### GOAL
Reproduce the records exactly.

### DATA EXCERPTS
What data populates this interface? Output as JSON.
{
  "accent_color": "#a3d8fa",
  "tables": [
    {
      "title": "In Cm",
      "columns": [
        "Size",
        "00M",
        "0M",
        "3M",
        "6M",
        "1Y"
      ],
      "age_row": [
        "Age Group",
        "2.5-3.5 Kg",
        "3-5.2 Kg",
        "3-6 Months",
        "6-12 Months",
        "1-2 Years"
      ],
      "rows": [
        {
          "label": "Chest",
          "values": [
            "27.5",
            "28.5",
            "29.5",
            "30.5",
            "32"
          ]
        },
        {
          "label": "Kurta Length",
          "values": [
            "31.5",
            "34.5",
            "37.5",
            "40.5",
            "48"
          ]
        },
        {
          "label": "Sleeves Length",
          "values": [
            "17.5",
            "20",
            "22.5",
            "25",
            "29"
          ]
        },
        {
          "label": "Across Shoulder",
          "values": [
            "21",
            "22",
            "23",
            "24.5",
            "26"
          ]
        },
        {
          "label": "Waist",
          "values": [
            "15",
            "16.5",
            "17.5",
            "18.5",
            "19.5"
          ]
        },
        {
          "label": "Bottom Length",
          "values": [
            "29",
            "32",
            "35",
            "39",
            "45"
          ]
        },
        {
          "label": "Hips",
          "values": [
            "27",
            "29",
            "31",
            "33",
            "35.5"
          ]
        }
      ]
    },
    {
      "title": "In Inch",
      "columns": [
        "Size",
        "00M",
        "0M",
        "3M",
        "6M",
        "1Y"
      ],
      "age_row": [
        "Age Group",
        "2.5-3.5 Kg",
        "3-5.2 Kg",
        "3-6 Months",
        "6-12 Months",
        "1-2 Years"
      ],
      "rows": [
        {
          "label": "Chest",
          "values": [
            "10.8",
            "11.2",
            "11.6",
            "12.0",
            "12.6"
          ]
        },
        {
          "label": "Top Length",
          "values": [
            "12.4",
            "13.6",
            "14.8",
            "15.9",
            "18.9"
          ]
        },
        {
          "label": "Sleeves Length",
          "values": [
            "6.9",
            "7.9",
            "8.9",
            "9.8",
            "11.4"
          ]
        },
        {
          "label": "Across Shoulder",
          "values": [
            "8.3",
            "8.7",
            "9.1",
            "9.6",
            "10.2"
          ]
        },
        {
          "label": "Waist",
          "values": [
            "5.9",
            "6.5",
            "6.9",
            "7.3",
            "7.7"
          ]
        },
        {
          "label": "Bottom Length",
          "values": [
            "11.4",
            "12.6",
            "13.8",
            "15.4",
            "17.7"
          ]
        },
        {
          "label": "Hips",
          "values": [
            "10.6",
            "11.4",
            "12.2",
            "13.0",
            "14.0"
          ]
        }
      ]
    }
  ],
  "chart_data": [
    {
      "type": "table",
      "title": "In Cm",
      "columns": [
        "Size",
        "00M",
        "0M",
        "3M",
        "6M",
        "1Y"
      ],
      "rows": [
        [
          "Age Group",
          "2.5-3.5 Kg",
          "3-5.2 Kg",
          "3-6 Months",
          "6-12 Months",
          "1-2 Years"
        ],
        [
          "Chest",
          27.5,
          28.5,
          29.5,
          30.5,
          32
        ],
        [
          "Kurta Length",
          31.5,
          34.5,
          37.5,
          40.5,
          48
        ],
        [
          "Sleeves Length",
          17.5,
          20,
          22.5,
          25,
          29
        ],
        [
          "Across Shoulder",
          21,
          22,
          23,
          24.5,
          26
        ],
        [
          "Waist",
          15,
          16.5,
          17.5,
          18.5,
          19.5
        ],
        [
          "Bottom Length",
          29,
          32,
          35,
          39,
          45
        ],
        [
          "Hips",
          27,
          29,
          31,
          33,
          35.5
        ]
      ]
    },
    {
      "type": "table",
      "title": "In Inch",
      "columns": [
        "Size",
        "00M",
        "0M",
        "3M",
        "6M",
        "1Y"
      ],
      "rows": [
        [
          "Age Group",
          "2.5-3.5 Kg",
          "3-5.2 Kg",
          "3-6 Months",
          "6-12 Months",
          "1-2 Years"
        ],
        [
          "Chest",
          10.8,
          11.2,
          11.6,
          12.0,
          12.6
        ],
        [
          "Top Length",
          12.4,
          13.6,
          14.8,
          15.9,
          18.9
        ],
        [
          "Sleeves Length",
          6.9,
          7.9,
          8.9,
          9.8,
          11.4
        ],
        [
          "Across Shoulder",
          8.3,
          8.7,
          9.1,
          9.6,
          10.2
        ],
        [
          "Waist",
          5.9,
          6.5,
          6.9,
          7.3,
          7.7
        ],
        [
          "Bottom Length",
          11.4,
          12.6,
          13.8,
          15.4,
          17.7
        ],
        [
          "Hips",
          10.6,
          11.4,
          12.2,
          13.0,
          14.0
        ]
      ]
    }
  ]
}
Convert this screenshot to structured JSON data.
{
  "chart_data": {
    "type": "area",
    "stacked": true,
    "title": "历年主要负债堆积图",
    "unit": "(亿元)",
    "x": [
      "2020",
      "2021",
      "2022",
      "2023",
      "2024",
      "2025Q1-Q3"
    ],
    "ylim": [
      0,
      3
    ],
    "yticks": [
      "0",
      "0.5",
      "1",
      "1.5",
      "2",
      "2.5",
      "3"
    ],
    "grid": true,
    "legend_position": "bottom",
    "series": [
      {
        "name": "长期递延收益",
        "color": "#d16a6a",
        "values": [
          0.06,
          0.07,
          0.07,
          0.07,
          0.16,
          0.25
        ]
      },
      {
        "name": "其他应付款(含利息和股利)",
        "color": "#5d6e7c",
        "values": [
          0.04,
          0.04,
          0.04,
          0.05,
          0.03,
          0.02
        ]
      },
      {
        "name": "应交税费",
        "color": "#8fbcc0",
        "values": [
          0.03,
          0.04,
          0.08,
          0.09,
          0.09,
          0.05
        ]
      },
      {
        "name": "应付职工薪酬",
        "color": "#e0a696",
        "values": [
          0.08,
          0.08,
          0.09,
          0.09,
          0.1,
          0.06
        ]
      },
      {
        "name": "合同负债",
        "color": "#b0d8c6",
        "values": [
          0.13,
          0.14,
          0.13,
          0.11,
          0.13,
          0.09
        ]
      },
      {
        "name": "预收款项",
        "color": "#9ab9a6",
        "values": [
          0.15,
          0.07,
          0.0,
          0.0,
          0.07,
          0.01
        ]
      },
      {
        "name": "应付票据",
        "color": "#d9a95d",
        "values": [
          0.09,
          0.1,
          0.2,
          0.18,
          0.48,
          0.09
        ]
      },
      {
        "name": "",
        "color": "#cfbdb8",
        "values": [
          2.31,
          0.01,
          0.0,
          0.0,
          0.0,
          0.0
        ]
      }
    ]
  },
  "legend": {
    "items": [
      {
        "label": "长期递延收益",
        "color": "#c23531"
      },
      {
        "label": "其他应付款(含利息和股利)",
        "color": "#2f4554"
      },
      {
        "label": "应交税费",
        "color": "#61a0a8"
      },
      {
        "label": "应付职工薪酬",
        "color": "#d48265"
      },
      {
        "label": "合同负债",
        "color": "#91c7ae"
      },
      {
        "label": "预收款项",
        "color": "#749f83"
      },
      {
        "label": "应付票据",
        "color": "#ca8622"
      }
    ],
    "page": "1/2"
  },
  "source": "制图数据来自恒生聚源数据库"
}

### COMPLETED TASK
What data populates this interface? Output as JSON.
{
  "accent_color": "#a3d8fa",
  "tables": [
    {
      "title": "In Cm",
      "columns": [
        "Size",
        "00M",
        "0M",
        "3M",
        "6M",
        "1Y"
      ],
      "age_row": [
        "Age Group",
        "2.5-3.5 Kg",
        "3-5.2 Kg",
        "3-6 Months",
        "6-12 Months",
        "1-2 Years"
      ],
      "rows": [
        {
          "label": "Chest",
          "values": [
            "27.5",
            "28.5",
            "29.5",
            "30.5",
            "32"
          ]
        },
        {
          "label": "Kurta Length",
          "values": [
            "31.5",
            "34.5",
            "37.5",
            "40.5",
            "48"
          ]
        },
        {
          "label": "Sleeves Length",
          "values": [
            "17.5",
            "20",
            "22.5",
            "25",
            "29"
          ]
        },
        {
          "label": "Across Shoulder",
          "values": [
            "21",
            "22",
            "23",
            "24.5",
            "26"
          ]
        },
        {
          "label": "Waist",
          "values": [
            "15",
            "16.5",
            "17.5",
            "18.5",
            "19.5"
          ]
        },
        {
          "label": "Bottom Length",
          "values": [
            "29",
            "32",
            "35",
            "39",
            "45"
          ]
        },
        {
          "label": "Hips",
          "values": [
            "27",
            "29",
            "31",
            "33",
            "35.5"
          ]
        }
      ]
    },
    {
      "title": "In Inch",
      "columns": [
        "Size",
        "00M",
        "0M",
        "3M",
        "6M",
        "1Y"
      ],
      "age_row": [
        "Age Group",
        "2.5-3.5 Kg",
        "3-5.2 Kg",
        "3-6 Months",
        "6-12 Months",
        "1-2 Years"
      ],
      "rows": [
        {
          "label": "Chest",
          "values": [
            "10.8",
            "11.2",
            "11.6",
            "12.0",
            "12.6"
          ]
        },
        {
          "label": "Top Length",
          "values": [
            "12.4",
            "13.6",
            "14.8",
            "15.9",
            "18.9"
          ]
        },
        {
          "label": "Sleeves Length",
          "values": [
            "6.9",
            "7.9",
            "8.9",
            "9.8",
            "11.4"
          ]
        },
        {
          "label": "Across Shoulder",
          "values": [
            "8.3",
            "8.7",
            "9.1",
            "9.6",
            "10.2"
          ]
        },
        {
          "label": "Waist",
          "values": [
            "5.9",
            "6.5",
            "6.9",
            "7.3",
            "7.7"
          ]
        },
        {
          "label": "Bottom Length",
          "values": [
            "11.4",
            "12.6",
            "13.8",
            "15.4",
            "17.7"
          ]
        },
        {
          "label": "Hips",
          "values": [
            "10.6",
            "11.4",
            "12.2",
            "13.0",
            "14.0"
          ]
        }
      ]
    }
  ],
  "chart_data": [
    {
      "type": "table",
      "title": "In Cm",
      "columns": [
        "Size",
        "00M",
        "0M",
        "3M",
        "6M",
        "1Y"
      ],
      "rows": [
        [
          "Age Group",
          "2.5-3.5 Kg",
          "3-5.2 Kg",
          "3-6 Months",
          "6-12 Months",
          "1-2 Years"
        ],
        [
          "Chest",
          27.5,
          28.5,
          29.5,
          30.5,
          32
        ],
        [
          "Kurta Length",
          31.5,
          34.5,
          37.5,
          40.5,
          48
        ],
        [
          "Sleeves Length",
          17.5,
          20,
          22.5,
          25,
          29
        ],
        [
          "Across Shoulder",
          21,
          22,
          23,
          24.5,
          26
        ],
        [
          "Waist",
          15,
          16.5,
          17.5,
          18.5,
          19.5
        ],
        [
          "Bottom Length",
          29,
          32,
          35,
          39,
          45
        ],
        [
          "Hips",
          27,
          29,
          31,
          33,
          35.5
        ]
      ]
    },
    {
      "type": "table",
      "title": "In Inch",
      "columns": [
        "Size",
        "00M",
        "0M",
        "3M",
        "6M",
        "1Y"
      ],
      "rows": [
        [
          "Age Group",
          "2.5-3.5 Kg",
          "3-5.2 Kg",
          "3-6 Months",
          "6-12 Months",
          "1-2 Years"
        ],
        [
          "Chest",
          10.8,
          11.2,
          11.6,
          12.0,
          12.6
        ],
        [
          "Top Length",
          12.4,
          13.6,
          14.8,
          15.9,
          18.9
        ],
        [
          "Sleeves Length",
          6.9,
          7.9,
          8.9,
          9.8,
          11.4
        ],
        [
          "Across Shoulder",
          8.3,
          8.7,
          9.1,
          9.6,
          10.2
        ],
        [
          "Waist",
          5.9,
          6.5,
          6.9,
          7.3,
          7.7
        ],
        [
          "Bottom Length",
          11.4,
          12.6,
          13.8,
          15.4,
          17.7
        ],
        [
          "Hips",
          10.6,
          11.4,
          12.2,
          13.0,
          14.0
        ]
      ]
    }
  ]
}
Convert this screenshot to structured JSON data.
{
  "chart_data": {
    "type": "area",
    "stacked": true,
    "title": "历年主要负债堆积图",
    "unit": "(亿元)",
    "x": [
      "2020",
      "2021",
      "2022",
      "2023",
      "2024",
      "2025Q1-Q3"
    ],
    "ylim": [
      0,
      3
    ],
    "yticks": [
      "0",
      "0.5",
      "1",
      "1.5",
      "2",
      "2.5",
      "3"
    ],
    "grid": true,
    "legend_position": "bottom",
    "series": [
      {
        "name": "长期递延收益",
        "color": "#d16a6a",
        "values": [
          0.06,
          0.07,
          0.07,
          0.07,
          0.16,
          0.25
        ]
      },
      {
        "name": "其他应付款(含利息和股利)",
        "color": "#5d6e7c",
        "values": [
          0.04,
          0.04,
          0.04,
          0.05,
          0.03,
          0.02
        ]
      },
      {
        "name": "应交税费",
        "color": "#8fbcc0",
        "values": [
          0.03,
          0.04,
          0.08,
          0.09,
          0.09,
          0.05
        ]
      },
      {
        "name": "应付职工薪酬",
        "color": "#e0a696",
        "values": [
          0.08,
          0.08,
          0.09,
          0.09,
          0.1,
          0.06
        ]
      },
      {
        "name": "合同负债",
        "color": "#b0d8c6",
        "values": [
          0.13,
          0.14,
          0.13,
          0.11,
          0.13,
          0.09
        ]
      },
      {
        "name": "预收款项",
        "color": "#9ab9a6",
        "values": [
          0.15,
          0.07,
          0.0,
          0.0,
          0.07,
          0.01
        ]
      },
      {
        "name": "应付票据",
        "color": "#d9a95d",
        "values": [
          0.09,
          0.1,
          0.2,
          0.18,
          0.48,
          0.09
        ]
      },
      {
        "name": "",
        "color": "#cfbdb8",
        "values": [
          2.31,
          0.01,
          0.0,
          0.0,
          0.0,
          0.0
        ]
      }
    ]
  },
  "legend": {
    "items": [
      {
        "label": "长期递延收益",
        "color": "#c23531"
      },
      {
        "label": "其他应付款(含利息和股利)",
        "color": "#2f4554"
      },
      {
        "label": "应交税费",
        "color": "#61a0a8"
      },
      {
        "label": "应付职工薪酬",
        "color": "#d48265"
      },
      {
        "label": "合同负债",
        "color": "#91c7ae"
      },
      {
        "label": "预收款项",
        "color": "#749f83"
      },
      {
        "label": "应付票据",
        "color": "#ca8622"
      }
    ],
    "page": "1/2"
  },
  "source": "制图数据来自恒生聚源数据库"
}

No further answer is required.